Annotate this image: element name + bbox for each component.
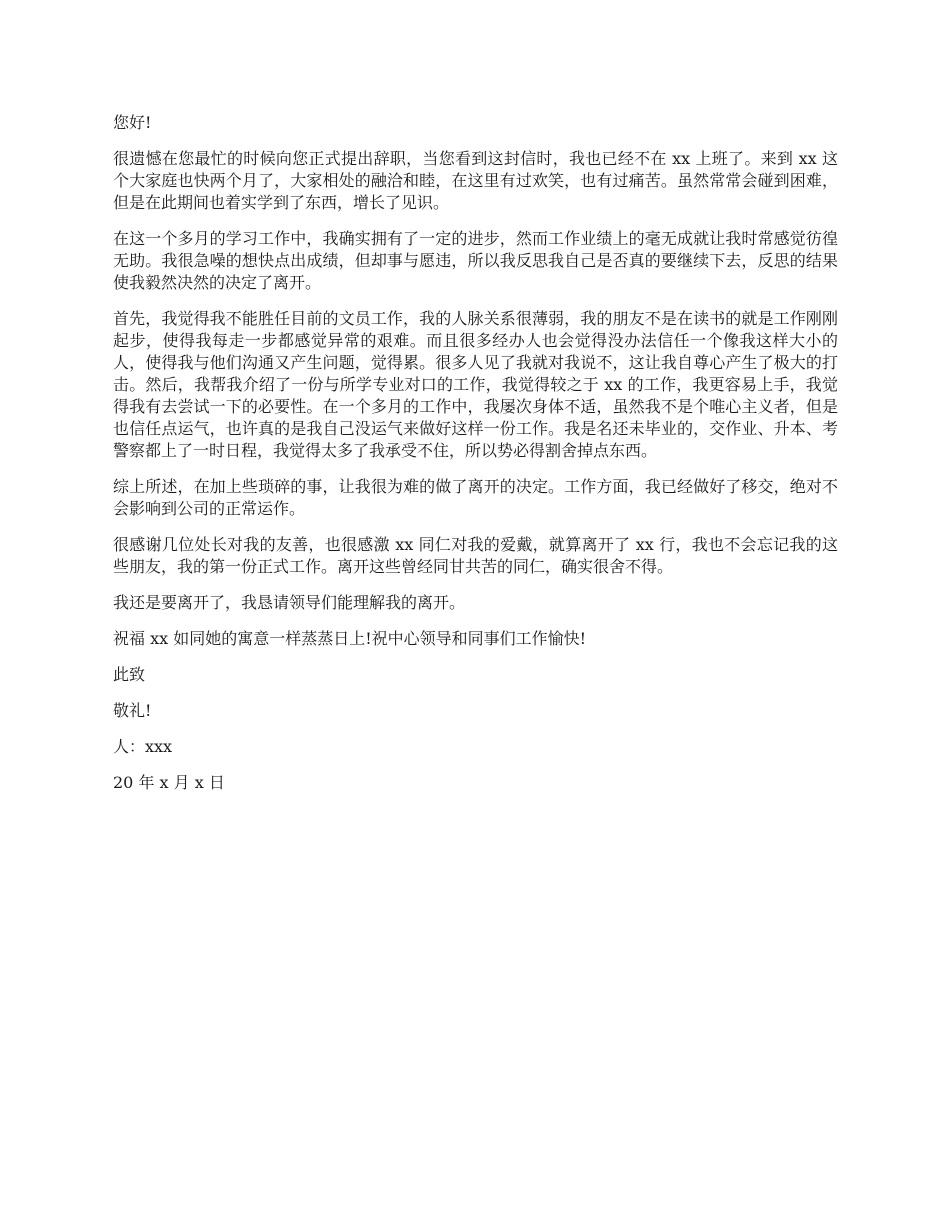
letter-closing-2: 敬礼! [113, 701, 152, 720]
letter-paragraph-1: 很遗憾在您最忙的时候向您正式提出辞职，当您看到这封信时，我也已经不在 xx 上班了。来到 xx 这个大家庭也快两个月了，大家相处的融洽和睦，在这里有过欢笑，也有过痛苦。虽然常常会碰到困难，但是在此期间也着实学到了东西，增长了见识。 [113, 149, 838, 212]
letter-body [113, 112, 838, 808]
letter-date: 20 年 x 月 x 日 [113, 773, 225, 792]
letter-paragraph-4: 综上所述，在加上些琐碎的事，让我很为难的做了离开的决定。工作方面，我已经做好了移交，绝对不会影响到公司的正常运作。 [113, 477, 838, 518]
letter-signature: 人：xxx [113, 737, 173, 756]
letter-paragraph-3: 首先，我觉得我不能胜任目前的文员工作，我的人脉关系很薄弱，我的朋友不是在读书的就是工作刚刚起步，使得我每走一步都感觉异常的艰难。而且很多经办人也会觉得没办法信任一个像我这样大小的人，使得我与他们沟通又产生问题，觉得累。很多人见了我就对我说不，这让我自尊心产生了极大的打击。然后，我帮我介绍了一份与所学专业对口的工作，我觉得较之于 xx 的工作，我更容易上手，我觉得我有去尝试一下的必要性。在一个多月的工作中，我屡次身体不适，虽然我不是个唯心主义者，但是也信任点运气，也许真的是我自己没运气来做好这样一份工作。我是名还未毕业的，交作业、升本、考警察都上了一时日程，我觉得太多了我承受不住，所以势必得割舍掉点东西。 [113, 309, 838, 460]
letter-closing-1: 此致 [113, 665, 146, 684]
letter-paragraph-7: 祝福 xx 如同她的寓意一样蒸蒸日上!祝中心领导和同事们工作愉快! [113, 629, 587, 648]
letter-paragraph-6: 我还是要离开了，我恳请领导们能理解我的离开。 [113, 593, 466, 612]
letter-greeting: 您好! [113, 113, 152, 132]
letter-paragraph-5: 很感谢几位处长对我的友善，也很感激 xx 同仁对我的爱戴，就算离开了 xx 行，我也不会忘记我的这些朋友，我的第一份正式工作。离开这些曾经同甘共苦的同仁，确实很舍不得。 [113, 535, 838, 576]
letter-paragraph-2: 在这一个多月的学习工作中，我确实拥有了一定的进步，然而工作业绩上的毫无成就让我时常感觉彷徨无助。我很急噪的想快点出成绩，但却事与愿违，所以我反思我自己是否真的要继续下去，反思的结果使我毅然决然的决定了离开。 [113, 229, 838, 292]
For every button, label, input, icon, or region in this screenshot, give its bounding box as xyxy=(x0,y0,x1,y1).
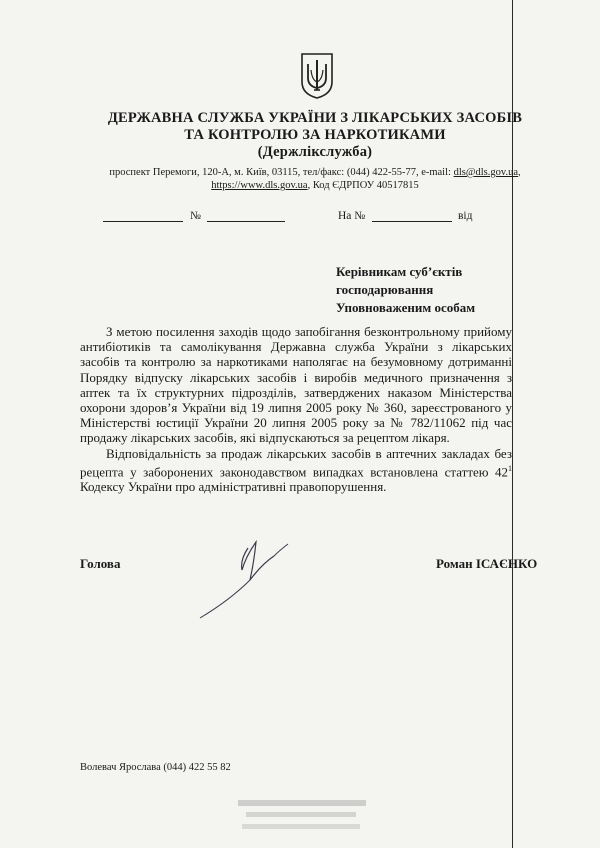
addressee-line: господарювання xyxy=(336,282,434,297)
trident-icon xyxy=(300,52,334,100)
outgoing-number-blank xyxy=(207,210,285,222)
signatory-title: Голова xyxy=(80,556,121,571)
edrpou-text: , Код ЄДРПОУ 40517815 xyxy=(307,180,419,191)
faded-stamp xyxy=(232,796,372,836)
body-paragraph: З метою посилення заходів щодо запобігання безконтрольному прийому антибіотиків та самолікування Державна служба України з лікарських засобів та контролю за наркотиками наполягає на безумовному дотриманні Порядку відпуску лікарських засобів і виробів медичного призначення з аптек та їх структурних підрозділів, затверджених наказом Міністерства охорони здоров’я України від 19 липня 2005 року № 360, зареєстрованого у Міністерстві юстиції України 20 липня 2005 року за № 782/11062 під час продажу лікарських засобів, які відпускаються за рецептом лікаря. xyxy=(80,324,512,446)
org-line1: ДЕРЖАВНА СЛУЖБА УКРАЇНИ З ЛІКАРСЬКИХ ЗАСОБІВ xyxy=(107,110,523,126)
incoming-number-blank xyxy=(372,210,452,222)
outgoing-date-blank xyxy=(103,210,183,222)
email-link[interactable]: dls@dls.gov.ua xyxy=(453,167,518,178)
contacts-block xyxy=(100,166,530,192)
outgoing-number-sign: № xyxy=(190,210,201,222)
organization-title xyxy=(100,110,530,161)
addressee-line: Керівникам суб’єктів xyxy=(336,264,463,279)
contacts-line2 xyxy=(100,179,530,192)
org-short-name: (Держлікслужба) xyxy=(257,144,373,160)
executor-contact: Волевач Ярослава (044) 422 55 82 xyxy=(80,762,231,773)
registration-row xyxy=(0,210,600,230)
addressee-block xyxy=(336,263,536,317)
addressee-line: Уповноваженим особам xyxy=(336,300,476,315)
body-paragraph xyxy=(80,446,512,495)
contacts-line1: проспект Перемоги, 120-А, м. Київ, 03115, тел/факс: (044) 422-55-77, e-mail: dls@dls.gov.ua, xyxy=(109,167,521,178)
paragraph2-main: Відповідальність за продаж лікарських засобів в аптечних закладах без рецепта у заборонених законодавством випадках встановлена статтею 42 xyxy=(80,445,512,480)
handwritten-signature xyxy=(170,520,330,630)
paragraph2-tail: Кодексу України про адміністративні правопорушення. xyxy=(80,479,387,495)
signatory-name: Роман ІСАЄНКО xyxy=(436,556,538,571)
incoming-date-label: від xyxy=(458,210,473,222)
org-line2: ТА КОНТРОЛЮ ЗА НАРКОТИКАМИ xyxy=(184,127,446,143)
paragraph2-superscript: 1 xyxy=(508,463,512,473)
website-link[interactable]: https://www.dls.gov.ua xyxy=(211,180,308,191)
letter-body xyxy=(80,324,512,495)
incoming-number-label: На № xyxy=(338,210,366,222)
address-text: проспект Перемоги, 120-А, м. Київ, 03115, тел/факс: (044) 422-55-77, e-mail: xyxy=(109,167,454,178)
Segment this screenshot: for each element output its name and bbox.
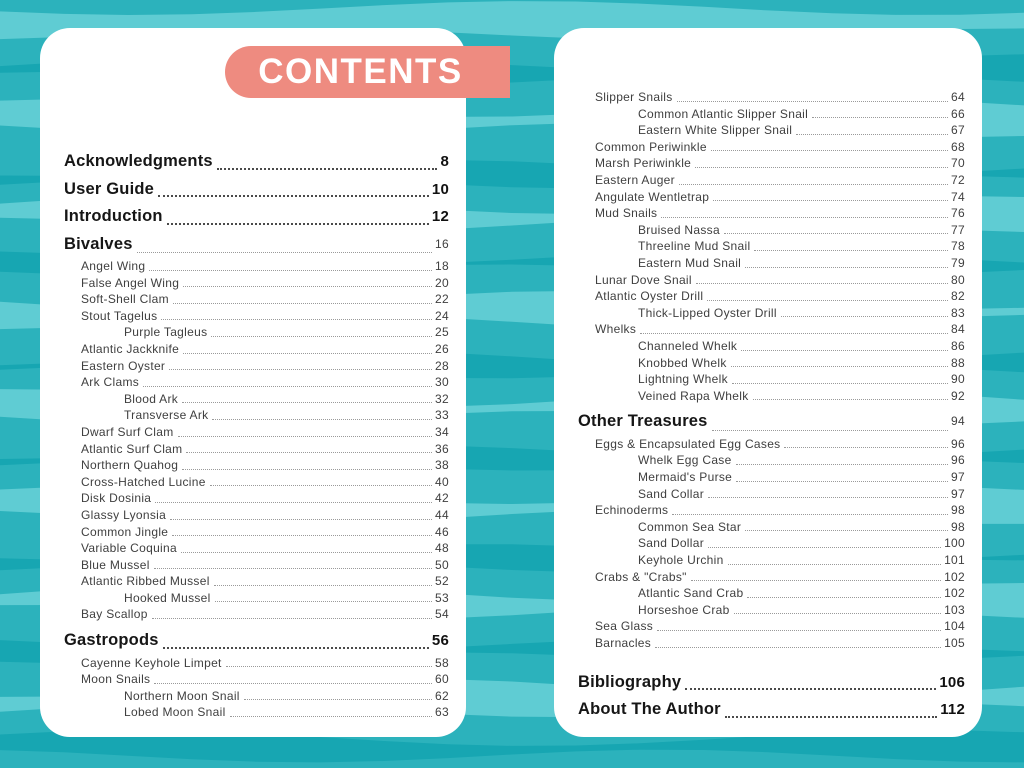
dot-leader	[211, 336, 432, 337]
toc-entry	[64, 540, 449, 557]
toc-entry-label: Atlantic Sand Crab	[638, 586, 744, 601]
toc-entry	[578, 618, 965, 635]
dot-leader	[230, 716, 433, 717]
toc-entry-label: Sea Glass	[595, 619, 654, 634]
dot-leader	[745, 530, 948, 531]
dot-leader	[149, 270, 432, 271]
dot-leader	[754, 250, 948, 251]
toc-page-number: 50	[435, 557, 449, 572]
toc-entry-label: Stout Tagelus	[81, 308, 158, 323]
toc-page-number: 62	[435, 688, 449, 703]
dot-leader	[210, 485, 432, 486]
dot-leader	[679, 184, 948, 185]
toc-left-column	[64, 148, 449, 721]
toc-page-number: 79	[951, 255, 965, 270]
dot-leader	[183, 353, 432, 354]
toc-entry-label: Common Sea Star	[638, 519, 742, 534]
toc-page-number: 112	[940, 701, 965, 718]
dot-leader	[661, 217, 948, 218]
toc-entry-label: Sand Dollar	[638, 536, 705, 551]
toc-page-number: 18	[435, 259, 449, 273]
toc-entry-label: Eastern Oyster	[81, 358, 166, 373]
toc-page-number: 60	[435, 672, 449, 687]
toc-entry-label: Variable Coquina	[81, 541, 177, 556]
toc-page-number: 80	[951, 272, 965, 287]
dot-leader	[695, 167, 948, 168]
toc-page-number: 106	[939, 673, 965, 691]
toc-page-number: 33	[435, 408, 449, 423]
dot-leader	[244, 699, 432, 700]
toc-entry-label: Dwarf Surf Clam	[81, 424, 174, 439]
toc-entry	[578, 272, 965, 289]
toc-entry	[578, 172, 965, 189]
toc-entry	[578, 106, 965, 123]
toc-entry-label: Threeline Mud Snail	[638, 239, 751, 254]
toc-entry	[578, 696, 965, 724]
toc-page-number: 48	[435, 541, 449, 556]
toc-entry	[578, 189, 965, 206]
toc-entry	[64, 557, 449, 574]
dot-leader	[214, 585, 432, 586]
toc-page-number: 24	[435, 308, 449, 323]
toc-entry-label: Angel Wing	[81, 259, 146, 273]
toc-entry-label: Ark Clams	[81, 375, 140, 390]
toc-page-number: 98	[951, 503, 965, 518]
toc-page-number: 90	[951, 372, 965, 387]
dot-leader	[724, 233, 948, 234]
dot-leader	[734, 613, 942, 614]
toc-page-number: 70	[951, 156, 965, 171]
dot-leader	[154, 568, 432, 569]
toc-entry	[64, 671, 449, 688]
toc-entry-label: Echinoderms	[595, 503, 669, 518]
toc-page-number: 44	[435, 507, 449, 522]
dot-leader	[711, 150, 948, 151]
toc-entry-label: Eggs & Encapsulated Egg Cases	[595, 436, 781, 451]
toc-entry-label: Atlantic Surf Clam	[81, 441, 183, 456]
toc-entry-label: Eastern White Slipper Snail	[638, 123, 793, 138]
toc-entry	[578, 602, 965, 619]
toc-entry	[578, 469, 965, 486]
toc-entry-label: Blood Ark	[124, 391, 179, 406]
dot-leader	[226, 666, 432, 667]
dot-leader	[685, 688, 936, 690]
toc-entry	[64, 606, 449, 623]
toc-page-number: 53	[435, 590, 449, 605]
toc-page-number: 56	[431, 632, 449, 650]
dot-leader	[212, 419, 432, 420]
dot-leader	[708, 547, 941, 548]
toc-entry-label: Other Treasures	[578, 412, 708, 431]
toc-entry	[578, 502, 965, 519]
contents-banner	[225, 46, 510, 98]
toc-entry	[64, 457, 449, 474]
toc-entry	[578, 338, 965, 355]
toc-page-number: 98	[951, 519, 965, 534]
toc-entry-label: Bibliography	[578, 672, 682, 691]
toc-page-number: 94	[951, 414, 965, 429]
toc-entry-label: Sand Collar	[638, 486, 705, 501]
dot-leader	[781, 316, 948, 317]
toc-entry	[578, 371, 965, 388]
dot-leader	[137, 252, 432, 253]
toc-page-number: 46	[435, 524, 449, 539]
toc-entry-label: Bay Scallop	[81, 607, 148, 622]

[Exercise brief]: Rewrite the listing from the line containing "letter-closing-2: 敬礼! [113, 701, 152, 720]" down to the line containing "letter-paragraph-6: 我还是要离开了，我恳请领导们能理解我的离开。 [113, 593, 466, 612]", changing "letter-signature" to "letter-sign-off" and leaving everything else as it is. Give only those lines.

[Response]:
letter-closing-2: 敬礼! [113, 701, 152, 720]
letter-paragraph-1: 很遗憾在您最忙的时候向您正式提出辞职，当您看到这封信时，我也已经不在 xx 上班了。来到 xx 这个大家庭也快两个月了，大家相处的融洽和睦，在这里有过欢笑，也有过痛苦。虽然常常会碰到困难，但是在此期间也着实学到了东西，增长了见识。 [113, 149, 838, 212]
letter-body [113, 112, 838, 808]
letter-date: 20 年 x 月 x 日 [113, 773, 225, 792]
letter-paragraph-4: 综上所述，在加上些琐碎的事，让我很为难的做了离开的决定。工作方面，我已经做好了移交，绝对不会影响到公司的正常运作。 [113, 477, 838, 518]
letter-sign-off: 人：xxx [113, 737, 173, 756]
letter-paragraph-3: 首先，我觉得我不能胜任目前的文员工作，我的人脉关系很薄弱，我的朋友不是在读书的就是工作刚刚起步，使得我每走一步都感觉异常的艰难。而且很多经办人也会觉得没办法信任一个像我这样大小的人，使得我与他们沟通又产生问题，觉得累。很多人见了我就对我说不，这让我自尊心产生了极大的打击。然后，我帮我介绍了一份与所学专业对口的工作，我觉得较之于 xx 的工作，我更容易上手，我觉得我有去尝试一下的必要性。在一个多月的工作中，我屡次身体不适，虽然我不是个唯心主义者，但是也信任点运气，也许真的是我自己没运气来做好这样一份工作。我是名还未毕业的，交作业、升本、考警察都上了一时日程，我觉得太多了我承受不住，所以势必得割舍掉点东西。 [113, 309, 838, 460]
letter-closing-1: 此致 [113, 665, 146, 684]
letter-paragraph-7: 祝福 xx 如同她的寓意一样蒸蒸日上!祝中心领导和同事们工作愉快! [113, 629, 587, 648]
letter-paragraph-6: 我还是要离开了，我恳请领导们能理解我的离开。 [113, 593, 466, 612]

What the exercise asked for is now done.